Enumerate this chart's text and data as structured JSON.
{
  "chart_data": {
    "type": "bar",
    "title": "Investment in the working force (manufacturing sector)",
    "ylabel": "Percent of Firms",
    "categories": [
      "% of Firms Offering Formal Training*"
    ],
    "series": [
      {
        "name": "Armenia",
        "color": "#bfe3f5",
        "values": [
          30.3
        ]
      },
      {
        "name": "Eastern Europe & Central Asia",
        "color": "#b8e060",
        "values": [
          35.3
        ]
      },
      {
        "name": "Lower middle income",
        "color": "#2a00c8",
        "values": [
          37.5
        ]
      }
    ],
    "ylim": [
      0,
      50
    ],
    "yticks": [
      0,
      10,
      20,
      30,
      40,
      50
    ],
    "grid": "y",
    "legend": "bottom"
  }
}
==================================================
What is needed here is an exact reproduction of all the entries.

Enumerate this chart's text and data as structured JSON.
{
  "chart_data": {
    "type": "bar",
    "title": "Investment in the working force (manufacturing sector)",
    "ylabel": "Percent of Firms",
    "categories": [
      "% of Firms Offering Formal Training*"
    ],
    "series": [
      {
        "name": "Armenia",
        "color": "#bfe3f5",
        "values": [
          30.3
        ]
      },
      {
        "name": "Eastern Europe & Central Asia",
        "color": "#b8e060",
        "values": [
          35.3
        ]
      },
      {
        "name": "Lower middle income",
        "color": "#2a00c8",
        "values": [
          37.5
        ]
      }
    ],
    "ylim": [
      0,
      50
    ],
    "yticks": [
      0,
      10,
      20,
      30,
      40,
      50
    ],
    "grid": "y",
    "legend": "bottom"
  }
}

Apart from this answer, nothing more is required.